++++ MATERIAL

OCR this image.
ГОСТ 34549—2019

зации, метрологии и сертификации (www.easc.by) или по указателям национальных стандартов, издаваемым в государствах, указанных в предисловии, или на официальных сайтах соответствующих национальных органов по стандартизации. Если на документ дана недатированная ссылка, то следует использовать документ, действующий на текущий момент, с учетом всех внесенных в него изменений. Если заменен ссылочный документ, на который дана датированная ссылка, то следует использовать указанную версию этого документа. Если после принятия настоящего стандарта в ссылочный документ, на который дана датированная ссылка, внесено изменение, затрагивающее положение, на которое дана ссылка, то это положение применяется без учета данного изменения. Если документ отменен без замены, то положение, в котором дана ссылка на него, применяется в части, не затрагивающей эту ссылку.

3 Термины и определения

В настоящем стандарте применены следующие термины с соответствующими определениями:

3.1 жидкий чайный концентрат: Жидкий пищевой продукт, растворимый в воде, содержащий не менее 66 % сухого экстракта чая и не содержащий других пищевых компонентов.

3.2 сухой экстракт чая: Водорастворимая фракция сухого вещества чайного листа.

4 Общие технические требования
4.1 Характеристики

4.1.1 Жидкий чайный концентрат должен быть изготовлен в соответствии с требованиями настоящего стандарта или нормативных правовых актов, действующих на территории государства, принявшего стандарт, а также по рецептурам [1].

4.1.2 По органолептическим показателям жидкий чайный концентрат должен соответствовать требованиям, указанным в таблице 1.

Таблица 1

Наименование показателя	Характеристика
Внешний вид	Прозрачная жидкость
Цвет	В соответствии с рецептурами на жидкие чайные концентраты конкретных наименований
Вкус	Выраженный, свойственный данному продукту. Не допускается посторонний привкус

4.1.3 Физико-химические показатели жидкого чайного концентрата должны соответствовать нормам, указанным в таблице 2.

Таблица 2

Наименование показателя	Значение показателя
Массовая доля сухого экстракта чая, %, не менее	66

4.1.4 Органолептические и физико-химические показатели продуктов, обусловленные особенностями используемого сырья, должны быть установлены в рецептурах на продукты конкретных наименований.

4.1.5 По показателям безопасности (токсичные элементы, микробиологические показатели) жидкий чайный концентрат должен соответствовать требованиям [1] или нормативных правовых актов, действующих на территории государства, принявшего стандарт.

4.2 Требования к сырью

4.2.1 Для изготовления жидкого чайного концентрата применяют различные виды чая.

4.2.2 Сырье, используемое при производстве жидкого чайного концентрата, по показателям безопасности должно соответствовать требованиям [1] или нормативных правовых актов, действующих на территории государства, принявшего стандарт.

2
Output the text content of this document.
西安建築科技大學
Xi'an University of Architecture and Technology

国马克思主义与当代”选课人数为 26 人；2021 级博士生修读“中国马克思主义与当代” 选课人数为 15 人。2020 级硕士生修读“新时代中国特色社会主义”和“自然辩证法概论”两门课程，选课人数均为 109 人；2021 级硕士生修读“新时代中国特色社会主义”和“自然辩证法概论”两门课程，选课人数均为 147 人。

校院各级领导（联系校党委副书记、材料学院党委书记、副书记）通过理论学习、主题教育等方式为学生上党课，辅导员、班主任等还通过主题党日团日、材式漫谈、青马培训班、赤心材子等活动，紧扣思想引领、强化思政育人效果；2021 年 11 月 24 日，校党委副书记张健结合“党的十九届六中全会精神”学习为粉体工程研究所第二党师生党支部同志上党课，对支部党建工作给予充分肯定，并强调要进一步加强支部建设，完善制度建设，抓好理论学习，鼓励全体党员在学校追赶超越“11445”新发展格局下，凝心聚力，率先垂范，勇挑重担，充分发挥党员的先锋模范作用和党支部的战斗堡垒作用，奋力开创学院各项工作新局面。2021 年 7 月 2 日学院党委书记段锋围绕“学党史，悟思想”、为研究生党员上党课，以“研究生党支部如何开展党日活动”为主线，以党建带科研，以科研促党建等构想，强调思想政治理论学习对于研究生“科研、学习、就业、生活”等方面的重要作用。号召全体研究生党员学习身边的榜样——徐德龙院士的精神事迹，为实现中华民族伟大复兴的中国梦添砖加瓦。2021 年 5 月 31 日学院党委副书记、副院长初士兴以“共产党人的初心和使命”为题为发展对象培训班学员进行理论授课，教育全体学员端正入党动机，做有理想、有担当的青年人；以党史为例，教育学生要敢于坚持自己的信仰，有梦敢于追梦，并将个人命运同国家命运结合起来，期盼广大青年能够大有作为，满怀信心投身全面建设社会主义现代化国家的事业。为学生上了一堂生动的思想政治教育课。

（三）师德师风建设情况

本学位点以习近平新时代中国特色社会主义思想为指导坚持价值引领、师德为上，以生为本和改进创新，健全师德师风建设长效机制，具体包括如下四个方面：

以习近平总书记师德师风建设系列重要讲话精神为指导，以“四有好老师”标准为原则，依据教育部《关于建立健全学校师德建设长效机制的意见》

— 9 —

++++++++

_WHAT IS ASKED:_
Which lines run from the one containing "Output the text content of this document." to the end of the entries above? Quote exactly those, and only those.

_SOLUTION:_
Output the text content of this document.
西安建築科技大學
Xi'an University of Architecture and Technology

国马克思主义与当代”选课人数为 26 人；2021 级博士生修读“中国马克思主义与当代” 选课人数为 15 人。2020 级硕士生修读“新时代中国特色社会主义”和“自然辩证法概论”两门课程，选课人数均为 109 人；2021 级硕士生修读“新时代中国特色社会主义”和“自然辩证法概论”两门课程，选课人数均为 147 人。

校院各级领导（联系校党委副书记、材料学院党委书记、副书记）通过理论学习、主题教育等方式为学生上党课，辅导员、班主任等还通过主题党日团日、材式漫谈、青马培训班、赤心材子等活动，紧扣思想引领、强化思政育人效果；2021 年 11 月 24 日，校党委副书记张健结合“党的十九届六中全会精神”学习为粉体工程研究所第二党师生党支部同志上党课，对支部党建工作给予充分肯定，并强调要进一步加强支部建设，完善制度建设，抓好理论学习，鼓励全体党员在学校追赶超越“11445”新发展格局下，凝心聚力，率先垂范，勇挑重担，充分发挥党员的先锋模范作用和党支部的战斗堡垒作用，奋力开创学院各项工作新局面。2021 年 7 月 2 日学院党委书记段锋围绕“学党史，悟思想”、为研究生党员上党课，以“研究生党支部如何开展党日活动”为主线，以党建带科研，以科研促党建等构想，强调思想政治理论学习对于研究生“科研、学习、就业、生活”等方面的重要作用。号召全体研究生党员学习身边的榜样——徐德龙院士的精神事迹，为实现中华民族伟大复兴的中国梦添砖加瓦。2021 年 5 月 31 日学院党委副书记、副院长初士兴以“共产党人的初心和使命”为题为发展对象培训班学员进行理论授课，教育全体学员端正入党动机，做有理想、有担当的青年人；以党史为例，教育学生要敢于坚持自己的信仰，有梦敢于追梦，并将个人命运同国家命运结合起来，期盼广大青年能够大有作为，满怀信心投身全面建设社会主义现代化国家的事业。为学生上了一堂生动的思想政治教育课。

（三）师德师风建设情况

本学位点以习近平新时代中国特色社会主义思想为指导坚持价值引领、师德为上，以生为本和改进创新，健全师德师风建设长效机制，具体包括如下四个方面：

以习近平总书记师德师风建设系列重要讲话精神为指导，以“四有好老师”标准为原则，依据教育部《关于建立健全学校师德建设长效机制的意见》

— 9 —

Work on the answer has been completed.